Given exercise >> Copy all the material that follows, keeping every character the same.
==== Extracted material ====
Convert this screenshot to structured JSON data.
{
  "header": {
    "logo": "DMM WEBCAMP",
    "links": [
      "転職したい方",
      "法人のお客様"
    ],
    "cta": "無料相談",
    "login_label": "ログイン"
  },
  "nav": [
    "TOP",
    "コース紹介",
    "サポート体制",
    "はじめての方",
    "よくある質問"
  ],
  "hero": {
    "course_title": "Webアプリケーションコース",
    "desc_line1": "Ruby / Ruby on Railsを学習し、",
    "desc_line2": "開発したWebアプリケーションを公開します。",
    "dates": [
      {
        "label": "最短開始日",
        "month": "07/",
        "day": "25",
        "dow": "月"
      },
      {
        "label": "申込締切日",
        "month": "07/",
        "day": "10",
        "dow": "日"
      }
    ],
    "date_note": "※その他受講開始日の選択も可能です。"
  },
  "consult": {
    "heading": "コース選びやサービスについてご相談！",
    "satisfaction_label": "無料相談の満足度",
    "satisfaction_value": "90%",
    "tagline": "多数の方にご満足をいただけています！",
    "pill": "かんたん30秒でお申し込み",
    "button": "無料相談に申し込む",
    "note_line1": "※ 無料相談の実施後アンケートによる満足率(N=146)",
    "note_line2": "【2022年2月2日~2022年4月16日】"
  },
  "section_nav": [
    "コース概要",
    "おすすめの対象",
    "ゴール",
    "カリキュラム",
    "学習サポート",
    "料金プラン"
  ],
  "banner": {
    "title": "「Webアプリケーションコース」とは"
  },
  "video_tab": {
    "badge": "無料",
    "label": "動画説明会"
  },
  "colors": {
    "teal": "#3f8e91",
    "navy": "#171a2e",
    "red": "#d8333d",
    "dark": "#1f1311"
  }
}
====
Written answer >>
Convert this screenshot to structured JSON data.
{
  "header": {
    "logo": "DMM WEBCAMP",
    "links": [
      "転職したい方",
      "法人のお客様"
    ],
    "cta": "無料相談",
    "login_label": "ログイン"
  },
  "nav": [
    "TOP",
    "コース紹介",
    "サポート体制",
    "はじめての方",
    "よくある質問"
  ],
  "hero": {
    "course_title": "Webアプリケーションコース",
    "desc_line1": "Ruby / Ruby on Railsを学習し、",
    "desc_line2": "開発したWebアプリケーションを公開します。",
    "dates": [
      {
        "label": "最短開始日",
        "month": "07/",
        "day": "25",
        "dow": "月"
      },
      {
        "label": "申込締切日",
        "month": "07/",
        "day": "10",
        "dow": "日"
      }
    ],
    "date_note": "※その他受講開始日の選択も可能です。"
  },
  "consult": {
    "heading": "コース選びやサービスについてご相談！",
    "satisfaction_label": "無料相談の満足度",
    "satisfaction_value": "90%",
    "tagline": "多数の方にご満足をいただけています！",
    "pill": "かんたん30秒でお申し込み",
    "button": "無料相談に申し込む",
    "note_line1": "※ 無料相談の実施後アンケートによる満足率(N=146)",
    "note_line2": "【2022年2月2日~2022年4月16日】"
  },
  "section_nav": [
    "コース概要",
    "おすすめの対象",
    "ゴール",
    "カリキュラム",
    "学習サポート",
    "料金プラン"
  ],
  "banner": {
    "title": "「Webアプリケーションコース」とは"
  },
  "video_tab": {
    "badge": "無料",
    "label": "動画説明会"
  },
  "colors": {
    "teal": "#3f8e91",
    "navy": "#171a2e",
    "red": "#d8333d",
    "dark": "#1f1311"
  }
}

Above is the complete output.